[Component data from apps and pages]

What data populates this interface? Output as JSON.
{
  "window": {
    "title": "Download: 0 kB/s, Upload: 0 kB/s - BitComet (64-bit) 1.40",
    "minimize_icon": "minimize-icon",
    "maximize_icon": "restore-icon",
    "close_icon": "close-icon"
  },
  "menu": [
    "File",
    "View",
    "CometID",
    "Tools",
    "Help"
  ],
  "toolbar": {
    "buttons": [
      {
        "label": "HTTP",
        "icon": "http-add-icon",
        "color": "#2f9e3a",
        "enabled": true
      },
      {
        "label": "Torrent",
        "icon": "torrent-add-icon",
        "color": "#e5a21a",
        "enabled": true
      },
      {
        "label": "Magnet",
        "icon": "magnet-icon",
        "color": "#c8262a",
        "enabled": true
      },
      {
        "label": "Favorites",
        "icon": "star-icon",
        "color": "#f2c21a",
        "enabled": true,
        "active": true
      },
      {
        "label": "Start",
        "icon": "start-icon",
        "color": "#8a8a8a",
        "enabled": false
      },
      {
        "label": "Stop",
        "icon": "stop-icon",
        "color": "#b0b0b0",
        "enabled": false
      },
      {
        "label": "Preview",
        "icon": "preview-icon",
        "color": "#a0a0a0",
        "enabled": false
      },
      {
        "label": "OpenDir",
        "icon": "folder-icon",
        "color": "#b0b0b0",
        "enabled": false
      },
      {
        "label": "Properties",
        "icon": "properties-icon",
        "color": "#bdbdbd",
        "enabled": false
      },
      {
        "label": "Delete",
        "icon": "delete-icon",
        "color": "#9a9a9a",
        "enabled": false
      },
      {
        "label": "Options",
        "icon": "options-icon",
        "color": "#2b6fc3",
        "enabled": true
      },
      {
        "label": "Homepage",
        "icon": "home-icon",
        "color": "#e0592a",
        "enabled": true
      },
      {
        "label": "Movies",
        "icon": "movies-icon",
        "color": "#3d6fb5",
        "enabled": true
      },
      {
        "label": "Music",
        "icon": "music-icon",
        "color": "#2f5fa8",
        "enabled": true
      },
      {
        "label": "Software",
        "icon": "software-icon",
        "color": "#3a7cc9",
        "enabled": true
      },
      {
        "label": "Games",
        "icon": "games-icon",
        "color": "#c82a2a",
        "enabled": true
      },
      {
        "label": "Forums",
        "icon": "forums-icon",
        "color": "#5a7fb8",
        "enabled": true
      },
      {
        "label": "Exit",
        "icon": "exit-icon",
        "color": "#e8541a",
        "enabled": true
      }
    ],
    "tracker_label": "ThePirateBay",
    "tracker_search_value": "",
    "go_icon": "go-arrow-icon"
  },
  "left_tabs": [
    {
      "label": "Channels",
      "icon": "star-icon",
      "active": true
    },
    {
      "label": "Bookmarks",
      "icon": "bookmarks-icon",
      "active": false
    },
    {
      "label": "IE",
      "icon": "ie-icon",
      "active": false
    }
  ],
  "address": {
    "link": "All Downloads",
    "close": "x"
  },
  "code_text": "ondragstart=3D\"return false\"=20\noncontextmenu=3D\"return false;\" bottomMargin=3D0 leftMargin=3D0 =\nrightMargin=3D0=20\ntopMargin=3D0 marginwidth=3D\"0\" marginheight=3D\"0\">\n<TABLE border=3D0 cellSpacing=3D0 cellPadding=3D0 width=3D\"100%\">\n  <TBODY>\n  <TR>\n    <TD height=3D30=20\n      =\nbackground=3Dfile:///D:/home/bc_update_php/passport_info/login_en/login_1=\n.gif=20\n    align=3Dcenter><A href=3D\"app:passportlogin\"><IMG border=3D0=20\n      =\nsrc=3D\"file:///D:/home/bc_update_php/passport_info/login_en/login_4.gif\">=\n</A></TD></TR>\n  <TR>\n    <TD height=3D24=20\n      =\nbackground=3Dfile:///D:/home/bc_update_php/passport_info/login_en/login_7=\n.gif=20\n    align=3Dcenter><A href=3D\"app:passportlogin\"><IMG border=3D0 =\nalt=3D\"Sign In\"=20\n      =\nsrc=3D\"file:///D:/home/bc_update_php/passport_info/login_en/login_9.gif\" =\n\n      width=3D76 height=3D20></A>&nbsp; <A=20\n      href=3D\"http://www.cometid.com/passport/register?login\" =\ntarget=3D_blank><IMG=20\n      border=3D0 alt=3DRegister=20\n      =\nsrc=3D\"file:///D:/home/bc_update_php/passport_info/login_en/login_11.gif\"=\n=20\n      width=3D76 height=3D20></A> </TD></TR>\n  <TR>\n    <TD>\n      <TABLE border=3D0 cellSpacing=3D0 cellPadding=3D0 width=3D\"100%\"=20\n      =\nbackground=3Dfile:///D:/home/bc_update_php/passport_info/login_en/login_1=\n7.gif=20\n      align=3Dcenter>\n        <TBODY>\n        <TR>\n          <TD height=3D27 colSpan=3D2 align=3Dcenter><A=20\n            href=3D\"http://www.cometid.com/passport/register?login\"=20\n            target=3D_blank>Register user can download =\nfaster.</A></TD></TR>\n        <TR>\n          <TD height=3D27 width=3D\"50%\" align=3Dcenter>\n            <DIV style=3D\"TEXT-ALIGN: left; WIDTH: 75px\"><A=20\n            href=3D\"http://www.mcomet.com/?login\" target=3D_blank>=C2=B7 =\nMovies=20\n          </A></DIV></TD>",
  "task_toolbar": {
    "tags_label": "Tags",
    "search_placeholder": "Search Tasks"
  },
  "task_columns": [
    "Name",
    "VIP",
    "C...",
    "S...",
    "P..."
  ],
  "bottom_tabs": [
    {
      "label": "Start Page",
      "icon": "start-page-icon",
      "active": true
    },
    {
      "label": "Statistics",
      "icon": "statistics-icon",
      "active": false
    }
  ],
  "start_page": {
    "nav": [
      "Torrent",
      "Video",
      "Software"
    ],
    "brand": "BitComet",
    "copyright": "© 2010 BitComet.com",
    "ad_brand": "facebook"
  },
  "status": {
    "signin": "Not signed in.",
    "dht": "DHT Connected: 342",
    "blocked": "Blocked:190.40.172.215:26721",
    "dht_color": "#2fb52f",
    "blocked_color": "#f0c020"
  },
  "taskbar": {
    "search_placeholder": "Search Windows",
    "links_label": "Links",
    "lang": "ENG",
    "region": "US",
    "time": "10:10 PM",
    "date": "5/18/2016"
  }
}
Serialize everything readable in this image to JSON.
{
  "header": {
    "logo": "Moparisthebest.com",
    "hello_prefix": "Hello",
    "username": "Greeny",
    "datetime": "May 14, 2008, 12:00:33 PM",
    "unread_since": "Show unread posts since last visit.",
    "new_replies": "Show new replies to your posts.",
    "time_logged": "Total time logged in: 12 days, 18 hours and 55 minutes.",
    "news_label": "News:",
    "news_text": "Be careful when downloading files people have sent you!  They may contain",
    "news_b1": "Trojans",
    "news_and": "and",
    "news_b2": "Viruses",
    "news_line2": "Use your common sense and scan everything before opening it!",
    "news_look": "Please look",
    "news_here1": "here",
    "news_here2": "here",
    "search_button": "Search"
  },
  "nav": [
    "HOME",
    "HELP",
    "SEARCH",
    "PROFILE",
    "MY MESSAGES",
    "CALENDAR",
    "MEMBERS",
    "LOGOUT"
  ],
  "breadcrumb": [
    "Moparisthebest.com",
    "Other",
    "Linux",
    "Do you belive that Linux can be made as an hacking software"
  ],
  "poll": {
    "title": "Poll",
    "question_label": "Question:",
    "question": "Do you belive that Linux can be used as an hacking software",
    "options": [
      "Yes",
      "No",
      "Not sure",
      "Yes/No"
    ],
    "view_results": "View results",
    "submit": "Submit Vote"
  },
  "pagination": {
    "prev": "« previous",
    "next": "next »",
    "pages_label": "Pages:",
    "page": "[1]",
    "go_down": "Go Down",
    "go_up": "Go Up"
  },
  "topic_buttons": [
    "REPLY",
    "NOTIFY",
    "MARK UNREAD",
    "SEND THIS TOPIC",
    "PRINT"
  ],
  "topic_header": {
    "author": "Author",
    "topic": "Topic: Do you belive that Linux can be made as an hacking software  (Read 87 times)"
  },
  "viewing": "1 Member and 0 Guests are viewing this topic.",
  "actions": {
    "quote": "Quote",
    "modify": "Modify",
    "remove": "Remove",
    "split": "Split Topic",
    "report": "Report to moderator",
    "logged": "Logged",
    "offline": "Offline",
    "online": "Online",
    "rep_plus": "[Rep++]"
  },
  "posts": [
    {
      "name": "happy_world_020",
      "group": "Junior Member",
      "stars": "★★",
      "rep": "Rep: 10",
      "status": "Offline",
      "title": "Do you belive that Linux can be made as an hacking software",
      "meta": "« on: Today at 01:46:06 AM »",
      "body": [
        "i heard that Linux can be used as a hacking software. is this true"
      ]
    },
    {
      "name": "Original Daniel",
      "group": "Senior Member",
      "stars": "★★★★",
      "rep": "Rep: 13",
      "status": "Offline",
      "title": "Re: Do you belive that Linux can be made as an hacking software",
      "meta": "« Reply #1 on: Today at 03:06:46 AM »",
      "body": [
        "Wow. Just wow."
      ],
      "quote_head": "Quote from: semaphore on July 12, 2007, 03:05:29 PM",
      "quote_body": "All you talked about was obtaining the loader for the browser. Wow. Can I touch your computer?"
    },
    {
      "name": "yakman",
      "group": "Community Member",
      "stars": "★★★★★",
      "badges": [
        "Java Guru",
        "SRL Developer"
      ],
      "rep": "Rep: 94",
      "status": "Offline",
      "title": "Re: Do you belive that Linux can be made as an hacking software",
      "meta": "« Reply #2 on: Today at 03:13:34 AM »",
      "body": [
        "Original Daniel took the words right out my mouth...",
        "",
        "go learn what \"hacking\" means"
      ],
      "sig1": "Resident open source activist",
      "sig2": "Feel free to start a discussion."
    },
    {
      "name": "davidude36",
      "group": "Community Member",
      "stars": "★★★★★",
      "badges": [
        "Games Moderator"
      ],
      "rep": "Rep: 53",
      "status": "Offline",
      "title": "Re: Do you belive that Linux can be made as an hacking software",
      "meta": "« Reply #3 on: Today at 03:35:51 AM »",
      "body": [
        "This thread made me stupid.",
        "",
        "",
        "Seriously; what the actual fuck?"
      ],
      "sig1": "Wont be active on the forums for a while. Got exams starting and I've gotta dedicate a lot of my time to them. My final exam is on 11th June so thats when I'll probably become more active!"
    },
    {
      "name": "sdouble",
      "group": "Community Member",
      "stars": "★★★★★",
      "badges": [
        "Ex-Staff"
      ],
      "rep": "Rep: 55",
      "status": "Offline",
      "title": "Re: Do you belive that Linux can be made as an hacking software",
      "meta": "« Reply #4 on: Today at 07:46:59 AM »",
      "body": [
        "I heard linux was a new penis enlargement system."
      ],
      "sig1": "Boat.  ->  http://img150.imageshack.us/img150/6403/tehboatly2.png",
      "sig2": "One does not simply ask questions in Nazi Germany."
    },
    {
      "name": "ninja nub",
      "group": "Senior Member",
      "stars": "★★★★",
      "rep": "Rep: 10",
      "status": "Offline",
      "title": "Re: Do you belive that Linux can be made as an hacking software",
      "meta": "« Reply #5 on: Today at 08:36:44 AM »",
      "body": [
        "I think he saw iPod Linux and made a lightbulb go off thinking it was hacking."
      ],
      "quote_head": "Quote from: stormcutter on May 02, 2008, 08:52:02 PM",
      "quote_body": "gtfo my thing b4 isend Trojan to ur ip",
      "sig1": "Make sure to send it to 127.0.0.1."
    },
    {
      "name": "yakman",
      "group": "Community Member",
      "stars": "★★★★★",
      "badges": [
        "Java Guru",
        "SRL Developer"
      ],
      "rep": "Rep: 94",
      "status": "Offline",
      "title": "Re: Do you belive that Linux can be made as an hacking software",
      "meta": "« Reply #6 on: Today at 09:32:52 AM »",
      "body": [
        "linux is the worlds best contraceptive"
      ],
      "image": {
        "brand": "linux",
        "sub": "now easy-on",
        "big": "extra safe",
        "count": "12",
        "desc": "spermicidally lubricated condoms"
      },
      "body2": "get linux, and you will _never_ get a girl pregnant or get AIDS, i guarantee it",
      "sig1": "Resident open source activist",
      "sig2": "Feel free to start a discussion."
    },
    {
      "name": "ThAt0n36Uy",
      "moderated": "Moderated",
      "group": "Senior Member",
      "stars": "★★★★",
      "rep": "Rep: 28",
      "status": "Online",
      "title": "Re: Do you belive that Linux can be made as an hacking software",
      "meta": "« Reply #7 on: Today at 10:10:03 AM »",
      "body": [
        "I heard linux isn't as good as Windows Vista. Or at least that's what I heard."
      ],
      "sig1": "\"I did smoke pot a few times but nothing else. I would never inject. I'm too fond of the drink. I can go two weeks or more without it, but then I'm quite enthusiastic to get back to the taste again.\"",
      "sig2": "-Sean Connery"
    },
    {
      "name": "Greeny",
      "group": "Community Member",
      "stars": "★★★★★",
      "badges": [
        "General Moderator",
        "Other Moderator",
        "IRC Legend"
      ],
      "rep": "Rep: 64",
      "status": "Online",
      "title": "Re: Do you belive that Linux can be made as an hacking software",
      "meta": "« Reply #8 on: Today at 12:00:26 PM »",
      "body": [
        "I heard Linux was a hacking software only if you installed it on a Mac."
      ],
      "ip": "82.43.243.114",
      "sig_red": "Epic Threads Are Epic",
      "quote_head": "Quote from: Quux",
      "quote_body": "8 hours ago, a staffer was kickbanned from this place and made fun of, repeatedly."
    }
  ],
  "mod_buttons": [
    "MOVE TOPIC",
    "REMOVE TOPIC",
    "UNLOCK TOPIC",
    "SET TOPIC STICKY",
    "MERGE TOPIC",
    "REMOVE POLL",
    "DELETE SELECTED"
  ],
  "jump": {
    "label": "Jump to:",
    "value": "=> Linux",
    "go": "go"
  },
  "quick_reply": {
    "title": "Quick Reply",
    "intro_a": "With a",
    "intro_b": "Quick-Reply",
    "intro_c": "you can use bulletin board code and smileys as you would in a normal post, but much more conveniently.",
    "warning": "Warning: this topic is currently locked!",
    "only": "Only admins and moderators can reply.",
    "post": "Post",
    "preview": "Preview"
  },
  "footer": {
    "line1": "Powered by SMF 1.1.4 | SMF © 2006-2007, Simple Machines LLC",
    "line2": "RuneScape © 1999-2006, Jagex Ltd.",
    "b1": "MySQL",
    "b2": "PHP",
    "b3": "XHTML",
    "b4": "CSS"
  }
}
--
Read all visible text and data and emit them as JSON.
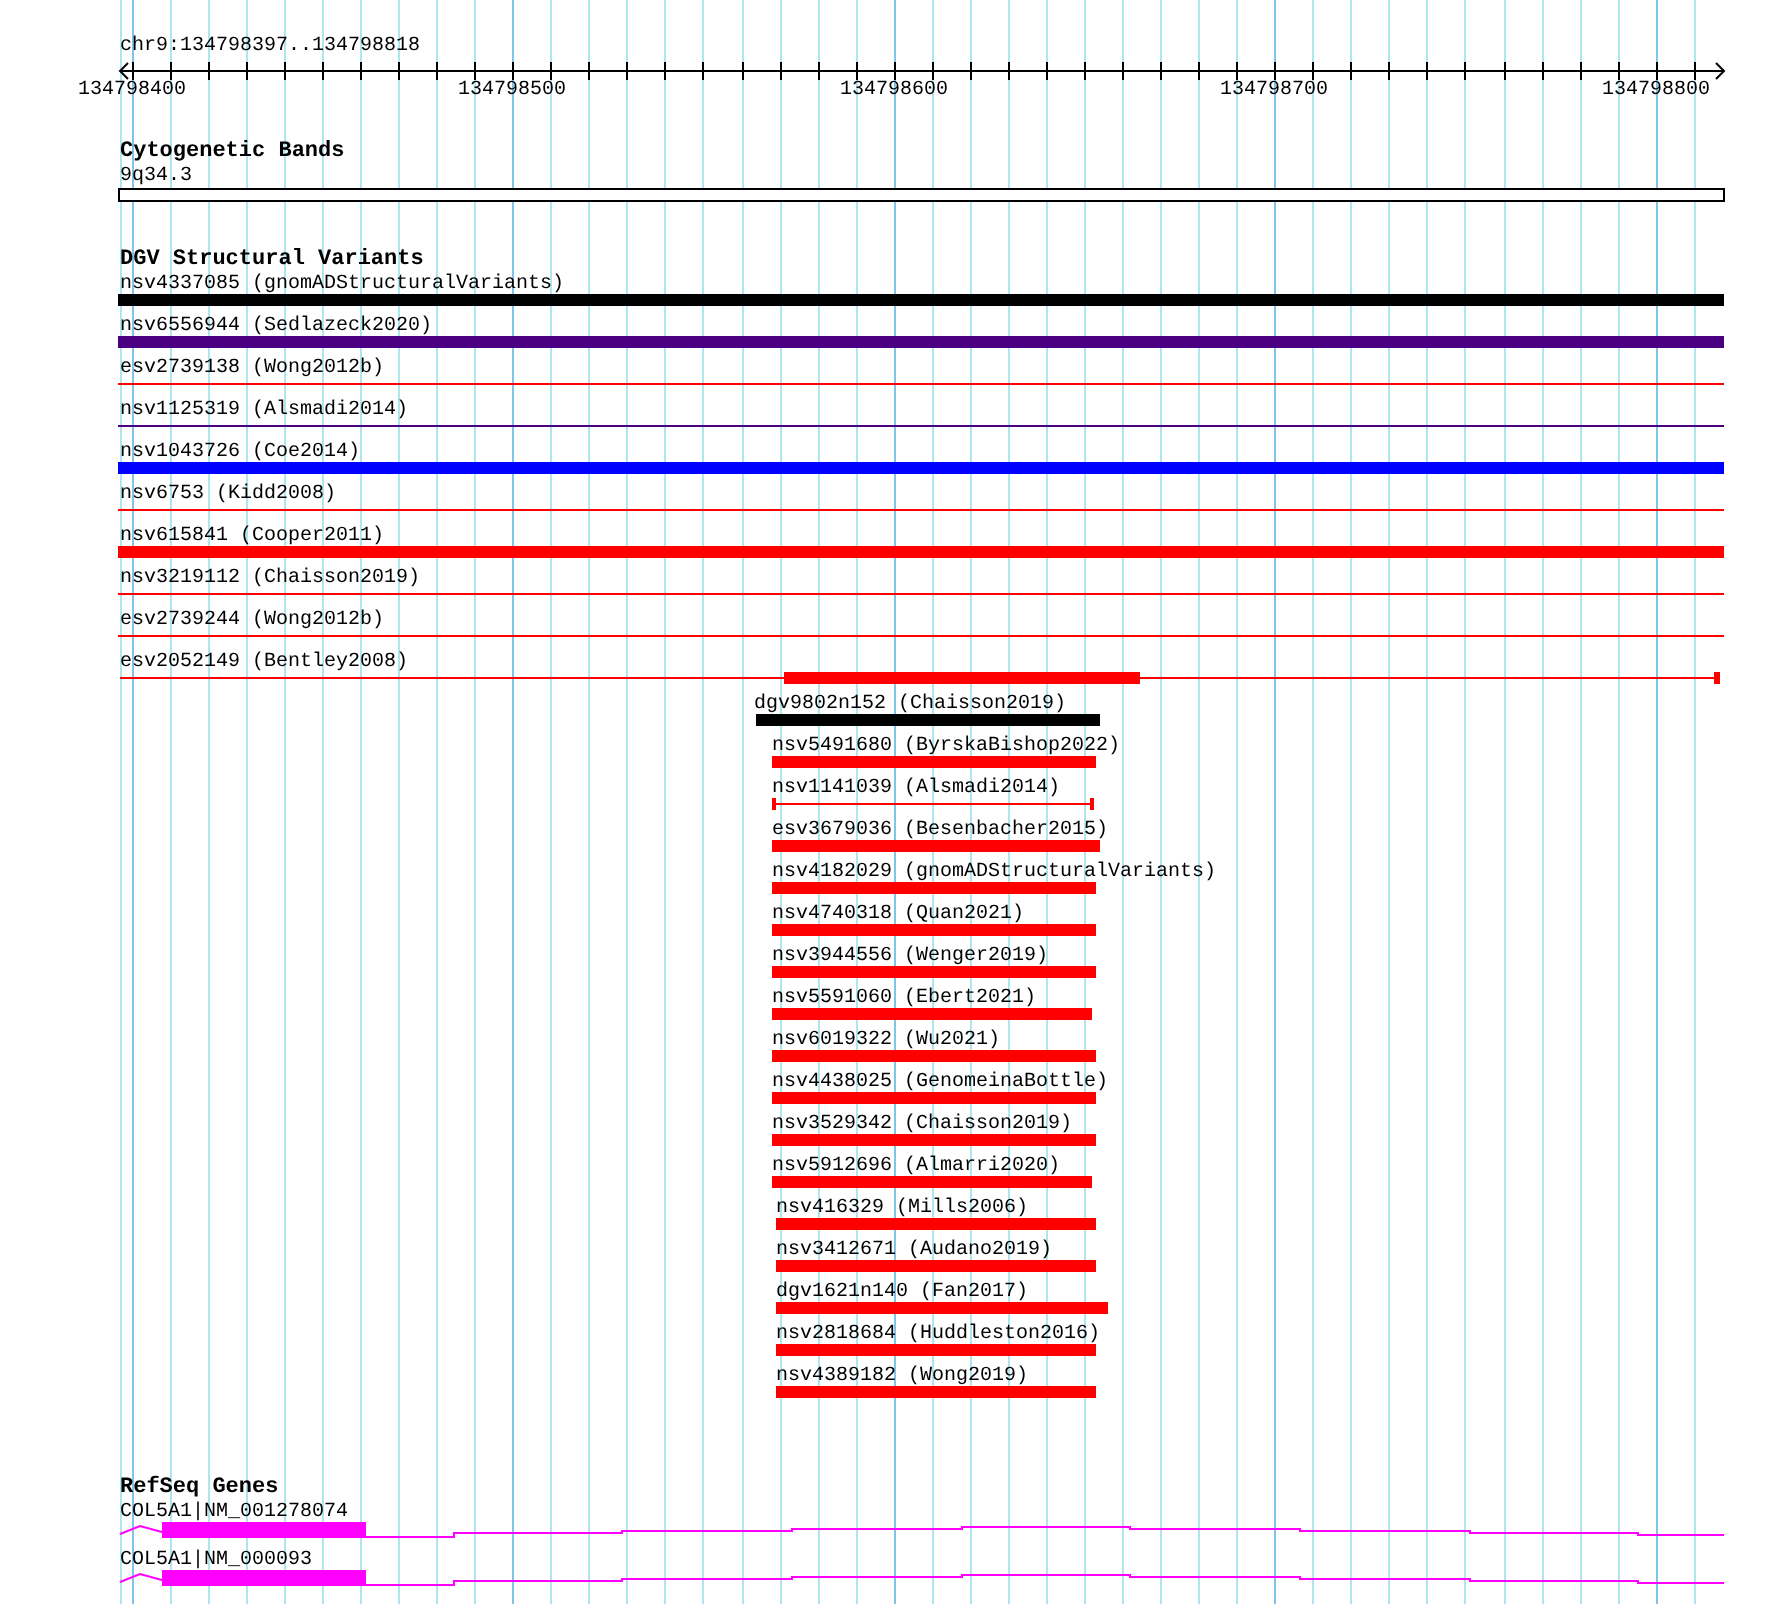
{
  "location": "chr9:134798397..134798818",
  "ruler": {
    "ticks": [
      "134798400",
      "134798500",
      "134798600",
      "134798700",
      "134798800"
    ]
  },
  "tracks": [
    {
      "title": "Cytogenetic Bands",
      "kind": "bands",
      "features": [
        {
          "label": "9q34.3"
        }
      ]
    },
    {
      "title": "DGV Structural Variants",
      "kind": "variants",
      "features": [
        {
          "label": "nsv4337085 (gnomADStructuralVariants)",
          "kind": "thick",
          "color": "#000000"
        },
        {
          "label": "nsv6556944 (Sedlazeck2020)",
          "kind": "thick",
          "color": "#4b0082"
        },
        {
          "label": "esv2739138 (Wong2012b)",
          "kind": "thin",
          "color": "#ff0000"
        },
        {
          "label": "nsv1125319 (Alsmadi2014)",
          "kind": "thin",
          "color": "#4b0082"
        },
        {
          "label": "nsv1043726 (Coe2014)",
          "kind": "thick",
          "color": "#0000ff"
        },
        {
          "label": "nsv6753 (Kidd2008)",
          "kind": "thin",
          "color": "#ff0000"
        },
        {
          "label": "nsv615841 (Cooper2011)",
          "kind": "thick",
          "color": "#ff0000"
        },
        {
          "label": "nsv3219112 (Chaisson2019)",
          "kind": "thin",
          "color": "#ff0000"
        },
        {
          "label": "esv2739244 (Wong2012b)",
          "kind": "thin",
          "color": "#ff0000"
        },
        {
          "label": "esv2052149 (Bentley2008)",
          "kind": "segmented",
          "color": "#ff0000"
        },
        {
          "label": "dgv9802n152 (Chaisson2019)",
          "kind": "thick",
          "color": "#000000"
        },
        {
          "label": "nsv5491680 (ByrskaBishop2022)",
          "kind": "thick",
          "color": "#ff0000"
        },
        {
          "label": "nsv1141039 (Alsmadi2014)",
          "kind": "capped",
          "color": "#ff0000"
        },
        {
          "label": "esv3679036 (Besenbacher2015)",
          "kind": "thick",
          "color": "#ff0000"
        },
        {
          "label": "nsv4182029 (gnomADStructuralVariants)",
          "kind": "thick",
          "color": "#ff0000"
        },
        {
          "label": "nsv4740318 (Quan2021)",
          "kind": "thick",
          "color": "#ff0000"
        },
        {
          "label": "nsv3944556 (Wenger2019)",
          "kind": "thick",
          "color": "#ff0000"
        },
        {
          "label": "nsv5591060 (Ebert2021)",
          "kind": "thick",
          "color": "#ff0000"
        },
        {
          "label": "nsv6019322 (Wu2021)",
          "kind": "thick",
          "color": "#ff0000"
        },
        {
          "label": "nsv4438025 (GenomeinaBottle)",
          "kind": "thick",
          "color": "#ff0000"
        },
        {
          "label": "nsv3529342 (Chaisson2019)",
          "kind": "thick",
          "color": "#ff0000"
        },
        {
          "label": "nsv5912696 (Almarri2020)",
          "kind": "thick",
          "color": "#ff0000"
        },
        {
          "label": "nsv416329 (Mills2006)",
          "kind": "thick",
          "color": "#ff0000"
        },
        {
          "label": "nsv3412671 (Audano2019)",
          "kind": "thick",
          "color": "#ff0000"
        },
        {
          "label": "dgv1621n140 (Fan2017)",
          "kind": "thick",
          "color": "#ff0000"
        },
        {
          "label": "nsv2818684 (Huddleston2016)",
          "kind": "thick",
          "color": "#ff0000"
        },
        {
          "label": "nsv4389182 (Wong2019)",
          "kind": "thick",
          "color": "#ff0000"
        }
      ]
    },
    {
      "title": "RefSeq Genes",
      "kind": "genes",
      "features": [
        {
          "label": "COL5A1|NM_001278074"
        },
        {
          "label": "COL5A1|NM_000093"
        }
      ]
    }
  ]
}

[Work required]: Which of the lines above carry the string "JSON"? Copy every one.

[Response to the task]:
What data populates this interface? Output as JSON.
Serialize everything readable in this image to JSON.
Read all visible text and data and emit them as JSON.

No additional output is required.